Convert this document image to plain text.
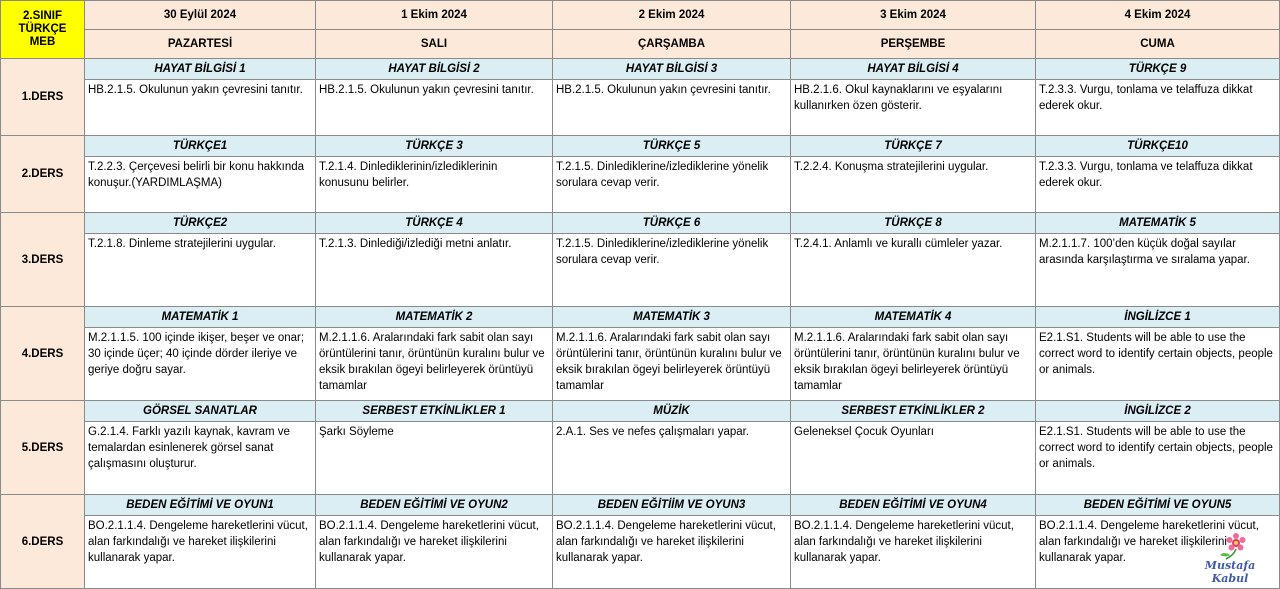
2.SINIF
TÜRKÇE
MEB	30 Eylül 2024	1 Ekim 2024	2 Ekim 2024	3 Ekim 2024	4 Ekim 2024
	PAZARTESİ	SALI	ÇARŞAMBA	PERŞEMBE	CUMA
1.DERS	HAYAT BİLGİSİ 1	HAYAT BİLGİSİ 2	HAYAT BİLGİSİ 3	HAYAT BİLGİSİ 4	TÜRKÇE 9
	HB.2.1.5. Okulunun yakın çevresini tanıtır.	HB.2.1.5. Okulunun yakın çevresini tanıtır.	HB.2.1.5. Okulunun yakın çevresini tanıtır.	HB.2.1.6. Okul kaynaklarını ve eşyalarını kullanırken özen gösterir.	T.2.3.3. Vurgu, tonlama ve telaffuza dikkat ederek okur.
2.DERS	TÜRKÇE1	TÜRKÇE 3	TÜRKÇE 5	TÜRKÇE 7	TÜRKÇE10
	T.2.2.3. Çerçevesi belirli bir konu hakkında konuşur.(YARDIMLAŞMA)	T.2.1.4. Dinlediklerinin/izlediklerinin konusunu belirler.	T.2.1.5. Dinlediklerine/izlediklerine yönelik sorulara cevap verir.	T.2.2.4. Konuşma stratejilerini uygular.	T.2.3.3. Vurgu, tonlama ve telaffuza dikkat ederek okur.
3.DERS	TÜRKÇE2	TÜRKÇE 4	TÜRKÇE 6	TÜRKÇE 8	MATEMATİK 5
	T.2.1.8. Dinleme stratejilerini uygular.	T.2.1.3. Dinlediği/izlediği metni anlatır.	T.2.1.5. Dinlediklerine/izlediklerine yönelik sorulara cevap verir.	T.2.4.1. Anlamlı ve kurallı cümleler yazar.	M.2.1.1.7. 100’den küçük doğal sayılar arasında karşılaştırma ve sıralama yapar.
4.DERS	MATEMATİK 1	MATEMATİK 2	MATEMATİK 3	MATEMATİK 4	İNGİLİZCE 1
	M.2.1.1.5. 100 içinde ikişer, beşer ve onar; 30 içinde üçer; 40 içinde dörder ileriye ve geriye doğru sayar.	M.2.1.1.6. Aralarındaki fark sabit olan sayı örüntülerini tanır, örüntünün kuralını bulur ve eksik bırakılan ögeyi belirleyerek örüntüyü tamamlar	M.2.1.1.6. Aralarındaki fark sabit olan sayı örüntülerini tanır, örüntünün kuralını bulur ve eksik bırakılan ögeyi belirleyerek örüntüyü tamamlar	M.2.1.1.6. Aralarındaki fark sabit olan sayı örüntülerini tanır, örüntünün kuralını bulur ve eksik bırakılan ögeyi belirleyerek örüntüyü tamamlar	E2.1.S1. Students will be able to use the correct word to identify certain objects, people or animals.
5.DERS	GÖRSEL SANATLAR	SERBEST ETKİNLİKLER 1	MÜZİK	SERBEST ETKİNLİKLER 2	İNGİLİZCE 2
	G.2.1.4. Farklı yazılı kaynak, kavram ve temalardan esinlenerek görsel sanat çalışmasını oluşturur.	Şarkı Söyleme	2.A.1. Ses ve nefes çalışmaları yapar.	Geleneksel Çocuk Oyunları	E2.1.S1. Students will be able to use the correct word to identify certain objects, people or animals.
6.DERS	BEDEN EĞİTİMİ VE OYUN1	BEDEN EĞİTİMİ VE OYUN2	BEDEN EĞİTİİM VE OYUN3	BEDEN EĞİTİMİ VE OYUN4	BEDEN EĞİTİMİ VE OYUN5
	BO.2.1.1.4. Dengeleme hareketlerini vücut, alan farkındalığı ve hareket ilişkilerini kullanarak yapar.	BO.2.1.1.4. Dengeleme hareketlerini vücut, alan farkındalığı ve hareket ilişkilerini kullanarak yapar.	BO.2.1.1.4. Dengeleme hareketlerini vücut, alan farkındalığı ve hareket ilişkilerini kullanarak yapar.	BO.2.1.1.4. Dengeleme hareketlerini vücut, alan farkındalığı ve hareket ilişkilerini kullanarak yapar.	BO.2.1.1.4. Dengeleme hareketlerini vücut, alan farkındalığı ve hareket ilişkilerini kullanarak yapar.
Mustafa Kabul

* * * * *

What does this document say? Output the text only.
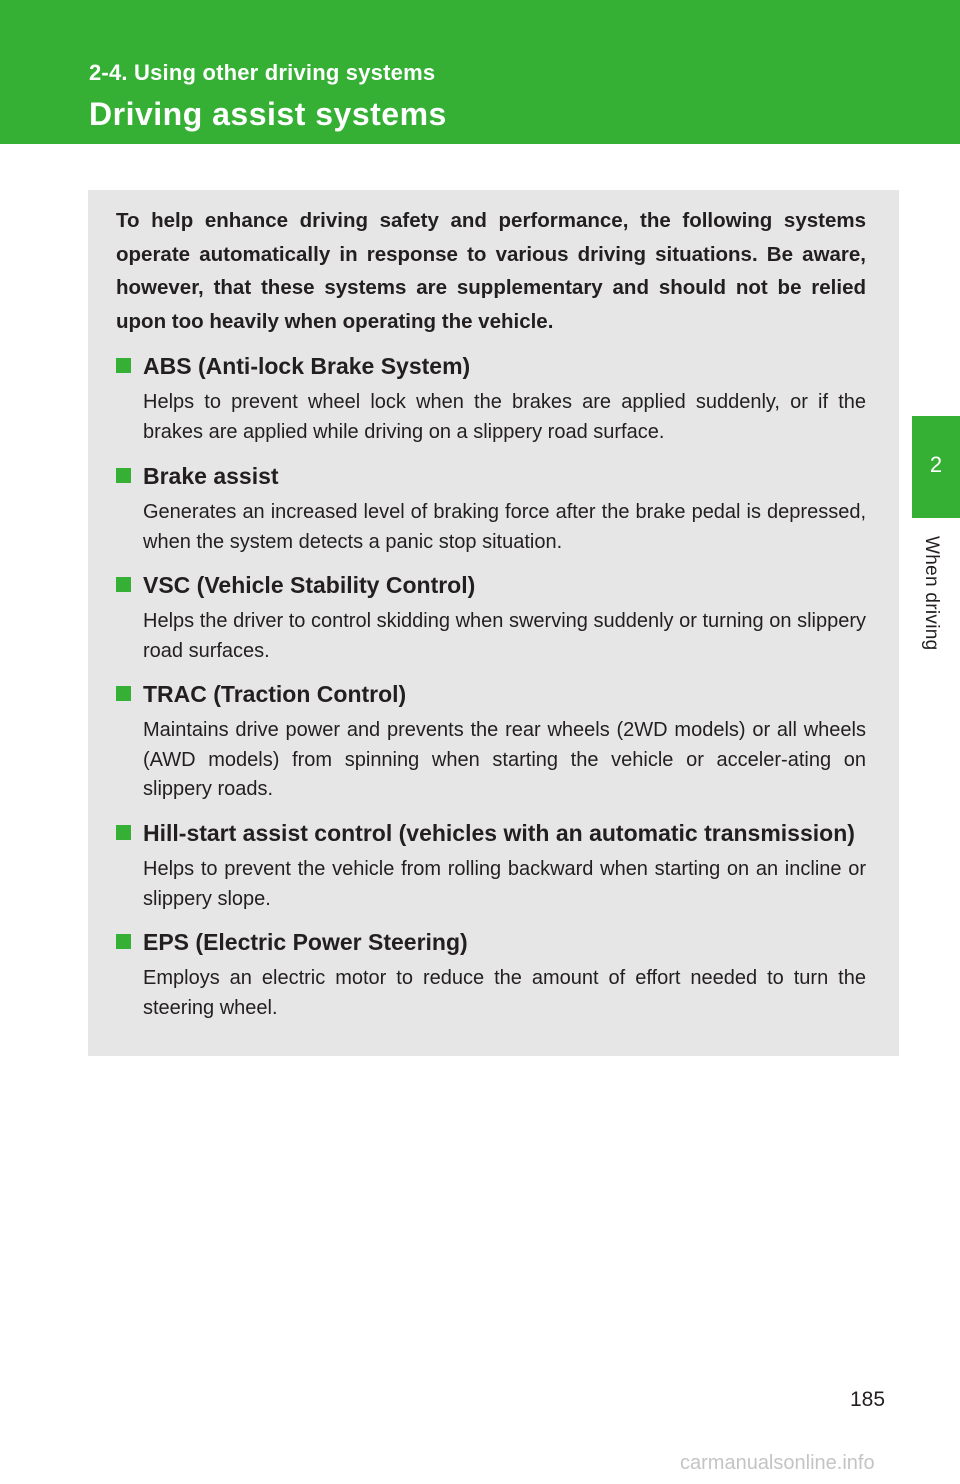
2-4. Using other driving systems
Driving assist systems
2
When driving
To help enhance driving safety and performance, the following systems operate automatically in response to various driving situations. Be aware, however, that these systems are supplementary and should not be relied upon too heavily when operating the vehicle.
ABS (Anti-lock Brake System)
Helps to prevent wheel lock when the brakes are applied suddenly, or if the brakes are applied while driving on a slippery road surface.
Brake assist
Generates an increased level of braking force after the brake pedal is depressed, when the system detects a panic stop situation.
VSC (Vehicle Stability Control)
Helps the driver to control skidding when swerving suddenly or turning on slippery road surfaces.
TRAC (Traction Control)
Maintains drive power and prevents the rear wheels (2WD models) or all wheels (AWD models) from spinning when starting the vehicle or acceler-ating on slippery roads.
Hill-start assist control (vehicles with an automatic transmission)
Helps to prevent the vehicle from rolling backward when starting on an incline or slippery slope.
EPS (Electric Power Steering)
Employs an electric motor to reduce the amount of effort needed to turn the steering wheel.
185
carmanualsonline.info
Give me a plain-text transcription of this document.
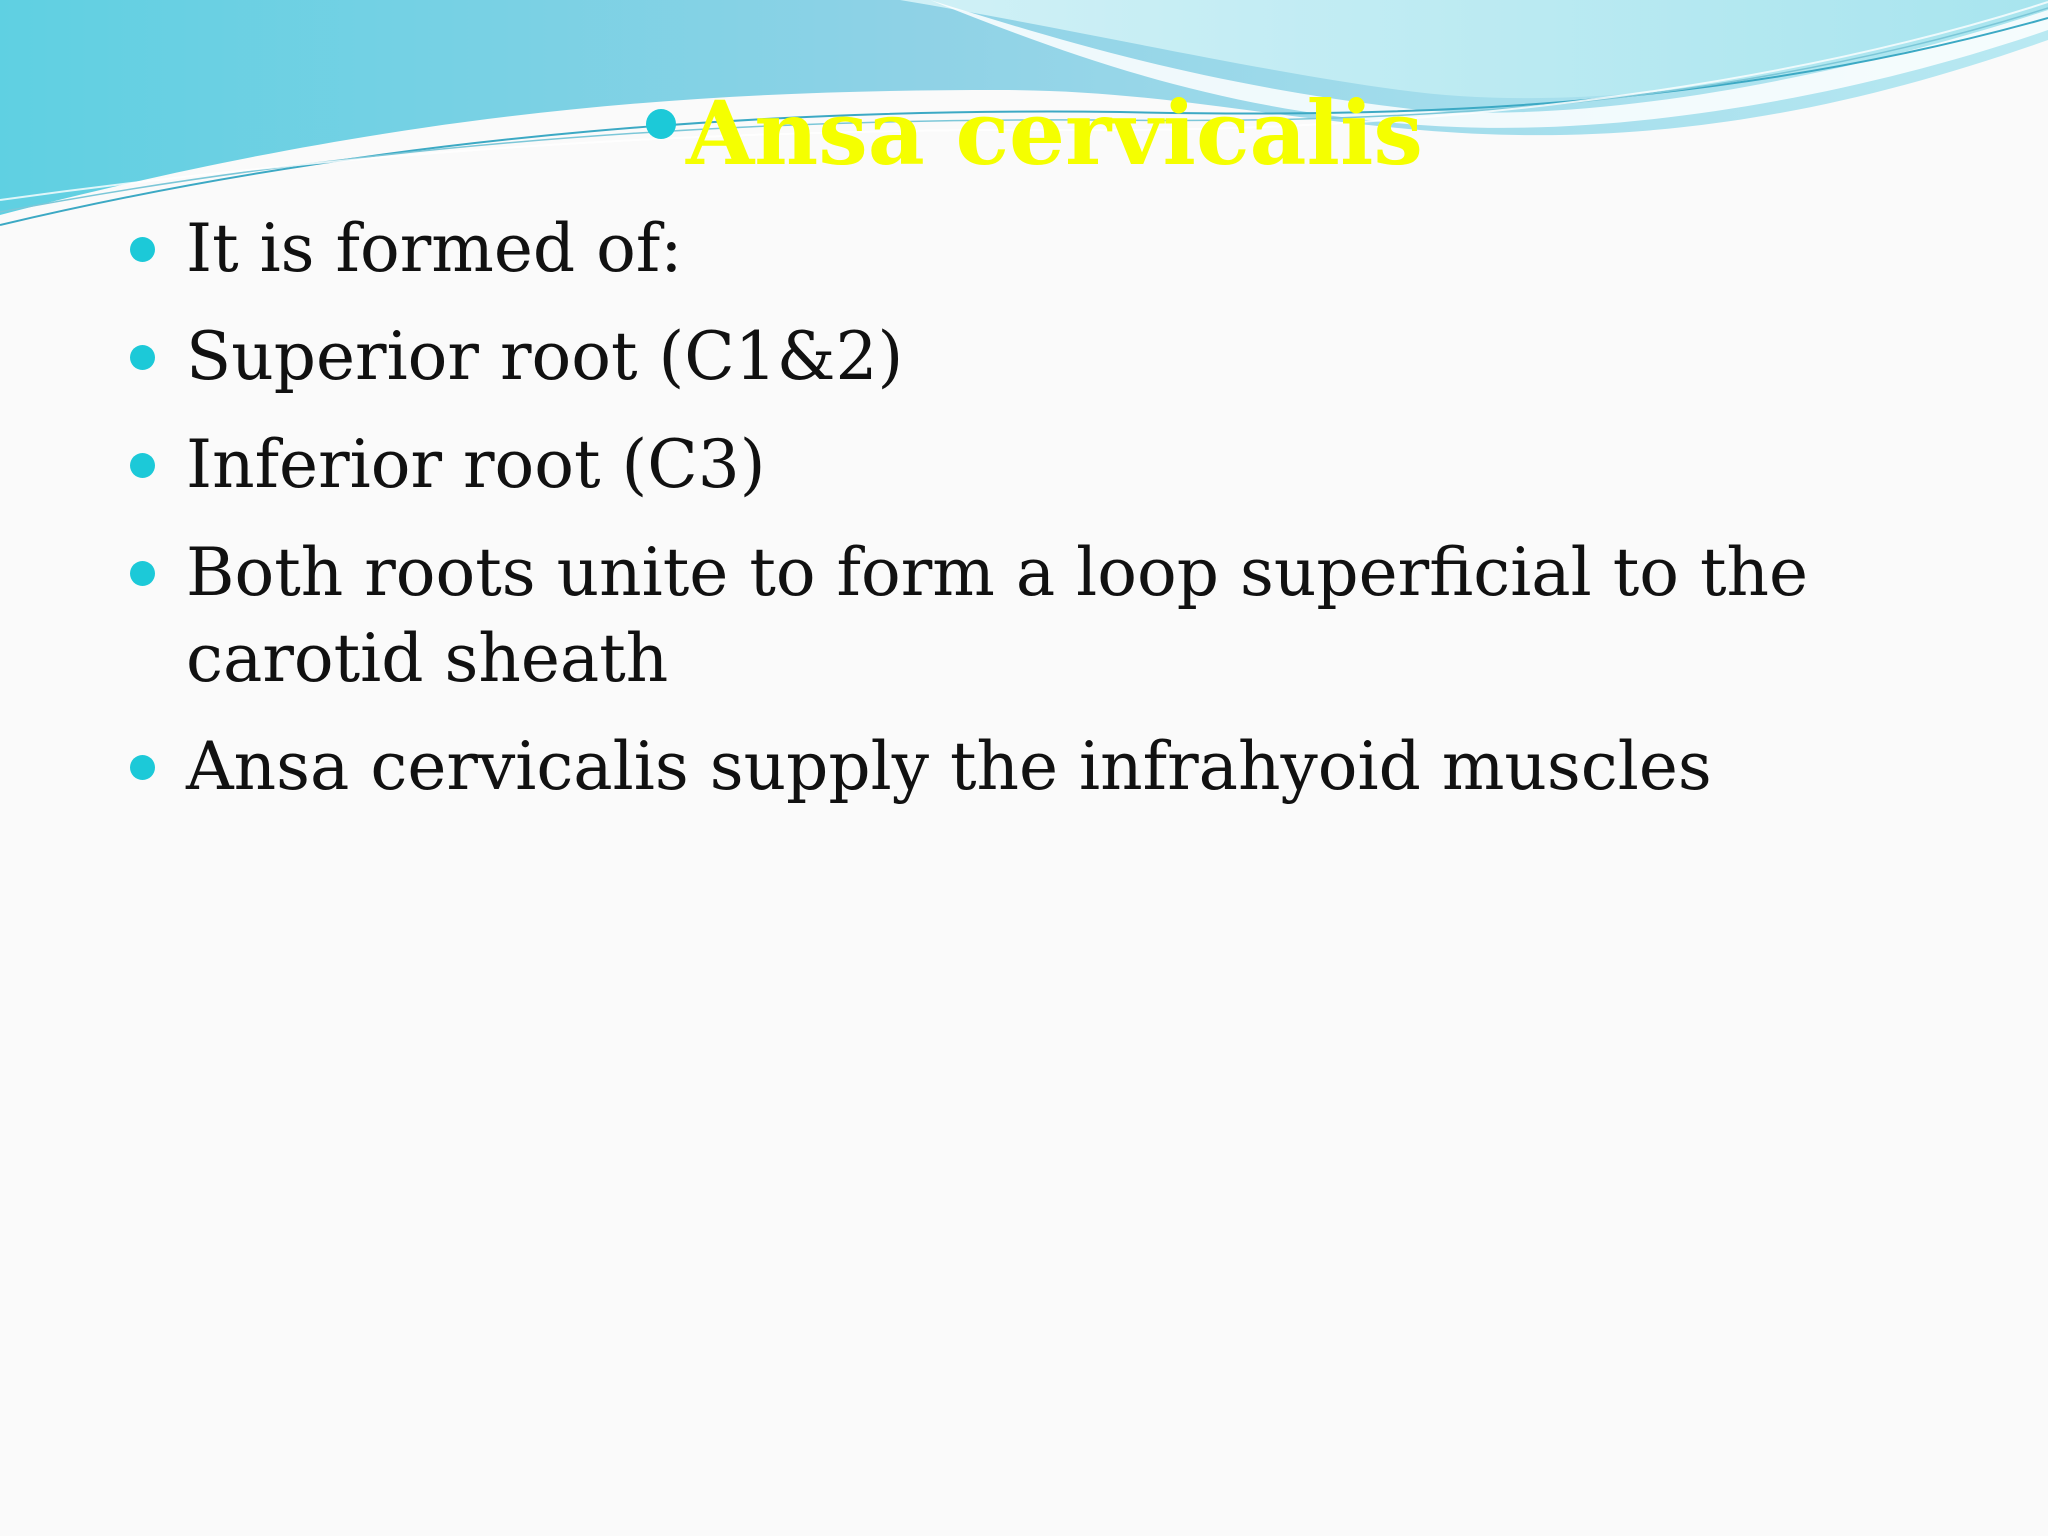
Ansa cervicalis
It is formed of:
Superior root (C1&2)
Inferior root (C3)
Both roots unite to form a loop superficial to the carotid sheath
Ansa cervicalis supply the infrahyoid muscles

* * * * *

Look through the lines above and collect those with the word "Ansa".

## Exercise answer
Ansa cervicalis
Ansa cervicalis supply the infrahyoid muscles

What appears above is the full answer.